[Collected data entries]
* * *

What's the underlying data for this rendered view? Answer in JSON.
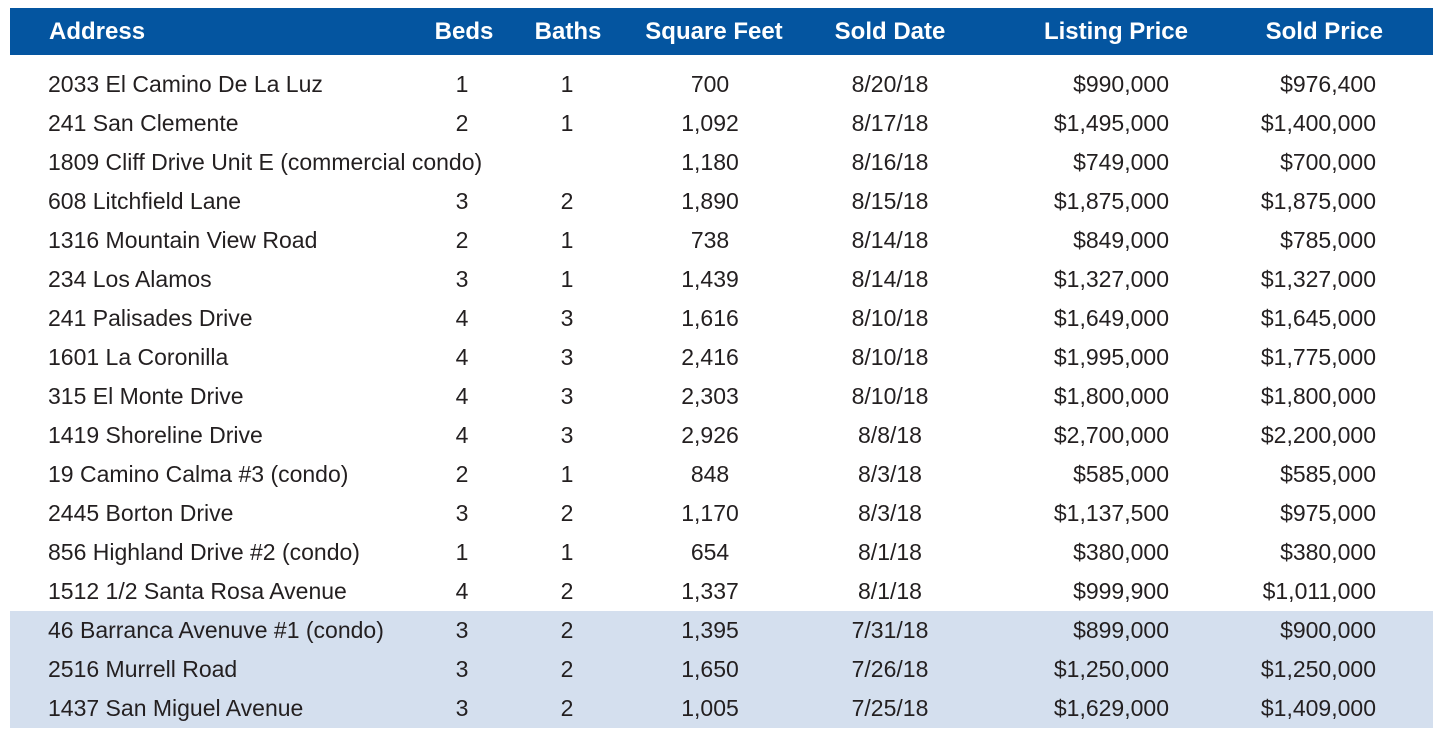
{
  "table": {
    "columns": [
      "Address",
      "Beds",
      "Baths",
      "Square Feet",
      "Sold Date",
      "Listing Price",
      "Sold Price"
    ],
    "header_color": "#0455a0",
    "shaded_row_color": "#d4dfee",
    "rows": [
      {
        "address": "2033 El Camino De La Luz",
        "beds": "1",
        "baths": "1",
        "sqft": "700",
        "sold_date": "8/20/18",
        "listing_price": "$990,000",
        "sold_price": "$976,400"
      },
      {
        "address": "241 San Clemente",
        "beds": "2",
        "baths": "1",
        "sqft": "1,092",
        "sold_date": "8/17/18",
        "listing_price": "$1,495,000",
        "sold_price": "$1,400,000"
      },
      {
        "address": "1809 Cliff Drive Unit E (commercial condo)",
        "beds": "",
        "baths": "",
        "sqft": "1,180",
        "sold_date": "8/16/18",
        "listing_price": "$749,000",
        "sold_price": "$700,000"
      },
      {
        "address": "608 Litchfield Lane",
        "beds": "3",
        "baths": "2",
        "sqft": "1,890",
        "sold_date": "8/15/18",
        "listing_price": "$1,875,000",
        "sold_price": "$1,875,000"
      },
      {
        "address": "1316 Mountain View Road",
        "beds": "2",
        "baths": "1",
        "sqft": "738",
        "sold_date": "8/14/18",
        "listing_price": "$849,000",
        "sold_price": "$785,000"
      },
      {
        "address": "234 Los Alamos",
        "beds": "3",
        "baths": "1",
        "sqft": "1,439",
        "sold_date": "8/14/18",
        "listing_price": "$1,327,000",
        "sold_price": "$1,327,000"
      },
      {
        "address": "241 Palisades Drive",
        "beds": "4",
        "baths": "3",
        "sqft": "1,616",
        "sold_date": "8/10/18",
        "listing_price": "$1,649,000",
        "sold_price": "$1,645,000"
      },
      {
        "address": "1601 La Coronilla",
        "beds": "4",
        "baths": "3",
        "sqft": "2,416",
        "sold_date": "8/10/18",
        "listing_price": "$1,995,000",
        "sold_price": "$1,775,000"
      },
      {
        "address": "315 El Monte Drive",
        "beds": "4",
        "baths": "3",
        "sqft": "2,303",
        "sold_date": "8/10/18",
        "listing_price": "$1,800,000",
        "sold_price": "$1,800,000"
      },
      {
        "address": "1419 Shoreline Drive",
        "beds": "4",
        "baths": "3",
        "sqft": "2,926",
        "sold_date": "8/8/18",
        "listing_price": "$2,700,000",
        "sold_price": "$2,200,000"
      },
      {
        "address": "19 Camino Calma #3 (condo)",
        "beds": "2",
        "baths": "1",
        "sqft": "848",
        "sold_date": "8/3/18",
        "listing_price": "$585,000",
        "sold_price": "$585,000"
      },
      {
        "address": "2445 Borton Drive",
        "beds": "3",
        "baths": "2",
        "sqft": "1,170",
        "sold_date": "8/3/18",
        "listing_price": "$1,137,500",
        "sold_price": "$975,000"
      },
      {
        "address": "856 Highland Drive #2 (condo)",
        "beds": "1",
        "baths": "1",
        "sqft": "654",
        "sold_date": "8/1/18",
        "listing_price": "$380,000",
        "sold_price": "$380,000"
      },
      {
        "address": "1512 1/2 Santa Rosa Avenue",
        "beds": "4",
        "baths": "2",
        "sqft": "1,337",
        "sold_date": "8/1/18",
        "listing_price": "$999,900",
        "sold_price": "$1,011,000"
      },
      {
        "address": "46 Barranca Avenuve #1 (condo)",
        "beds": "3",
        "baths": "2",
        "sqft": "1,395",
        "sold_date": "7/31/18",
        "listing_price": "$899,000",
        "sold_price": "$900,000",
        "shaded": true
      },
      {
        "address": "2516 Murrell Road",
        "beds": "3",
        "baths": "2",
        "sqft": "1,650",
        "sold_date": "7/26/18",
        "listing_price": "$1,250,000",
        "sold_price": "$1,250,000",
        "shaded": true
      },
      {
        "address": "1437 San Miguel Avenue",
        "beds": "3",
        "baths": "2",
        "sqft": "1,005",
        "sold_date": "7/25/18",
        "listing_price": "$1,629,000",
        "sold_price": "$1,409,000",
        "shaded": true
      }
    ]
  }
}
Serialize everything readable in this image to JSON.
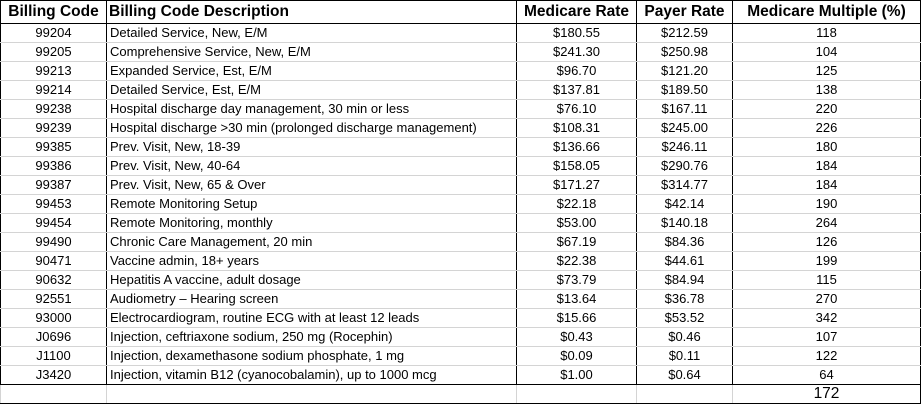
{
  "columns": [
    "Billing Code",
    "Billing Code Description",
    "Medicare Rate",
    "Payer Rate",
    "Medicare Multiple (%)"
  ],
  "rows": [
    {
      "code": "99204",
      "description": "Detailed Service, New, E/M",
      "medicare_rate": "$180.55",
      "payer_rate": "$212.59",
      "multiple": "118"
    },
    {
      "code": "99205",
      "description": "Comprehensive Service, New, E/M",
      "medicare_rate": "$241.30",
      "payer_rate": "$250.98",
      "multiple": "104"
    },
    {
      "code": "99213",
      "description": "Expanded Service, Est, E/M",
      "medicare_rate": "$96.70",
      "payer_rate": "$121.20",
      "multiple": "125"
    },
    {
      "code": "99214",
      "description": "Detailed Service, Est, E/M",
      "medicare_rate": "$137.81",
      "payer_rate": "$189.50",
      "multiple": "138"
    },
    {
      "code": "99238",
      "description": "Hospital discharge day management, 30 min or less",
      "medicare_rate": "$76.10",
      "payer_rate": "$167.11",
      "multiple": "220"
    },
    {
      "code": "99239",
      "description": "Hospital discharge >30 min (prolonged discharge management)",
      "medicare_rate": "$108.31",
      "payer_rate": "$245.00",
      "multiple": "226"
    },
    {
      "code": "99385",
      "description": "Prev. Visit, New, 18-39",
      "medicare_rate": "$136.66",
      "payer_rate": "$246.11",
      "multiple": "180"
    },
    {
      "code": "99386",
      "description": "Prev. Visit, New, 40-64",
      "medicare_rate": "$158.05",
      "payer_rate": "$290.76",
      "multiple": "184"
    },
    {
      "code": "99387",
      "description": "Prev. Visit, New, 65 & Over",
      "medicare_rate": "$171.27",
      "payer_rate": "$314.77",
      "multiple": "184"
    },
    {
      "code": "99453",
      "description": "Remote Monitoring Setup",
      "medicare_rate": "$22.18",
      "payer_rate": "$42.14",
      "multiple": "190"
    },
    {
      "code": "99454",
      "description": "Remote Monitoring, monthly",
      "medicare_rate": "$53.00",
      "payer_rate": "$140.18",
      "multiple": "264"
    },
    {
      "code": "99490",
      "description": "Chronic Care Management, 20 min",
      "medicare_rate": "$67.19",
      "payer_rate": "$84.36",
      "multiple": "126"
    },
    {
      "code": "90471",
      "description": "Vaccine admin, 18+ years",
      "medicare_rate": "$22.38",
      "payer_rate": "$44.61",
      "multiple": "199"
    },
    {
      "code": "90632",
      "description": "Hepatitis A vaccine, adult dosage",
      "medicare_rate": "$73.79",
      "payer_rate": "$84.94",
      "multiple": "115"
    },
    {
      "code": "92551",
      "description": "Audiometry – Hearing screen",
      "medicare_rate": "$13.64",
      "payer_rate": "$36.78",
      "multiple": "270"
    },
    {
      "code": "93000",
      "description": "Electrocardiogram, routine ECG with at least 12 leads",
      "medicare_rate": "$15.66",
      "payer_rate": "$53.52",
      "multiple": "342"
    },
    {
      "code": "J0696",
      "description": "Injection, ceftriaxone sodium, 250 mg (Rocephin)",
      "medicare_rate": "$0.43",
      "payer_rate": "$0.46",
      "multiple": "107"
    },
    {
      "code": "J1100",
      "description": "Injection, dexamethasone sodium phosphate, 1 mg",
      "medicare_rate": "$0.09",
      "payer_rate": "$0.11",
      "multiple": "122"
    },
    {
      "code": "J3420",
      "description": "Injection, vitamin B12 (cyanocobalamin), up to 1000 mcg",
      "medicare_rate": "$1.00",
      "payer_rate": "$0.64",
      "multiple": "64"
    }
  ],
  "total_multiple": "172"
}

* * *

§ WHAT TO PRODUCE: Read the data above. Pull out each line in which the string "Hospital" appears.

§ SOLUTION:
      "description": "Hospital discharge day management, 30 min or less",
      "description": "Hospital discharge >30 min (prolonged discharge management)",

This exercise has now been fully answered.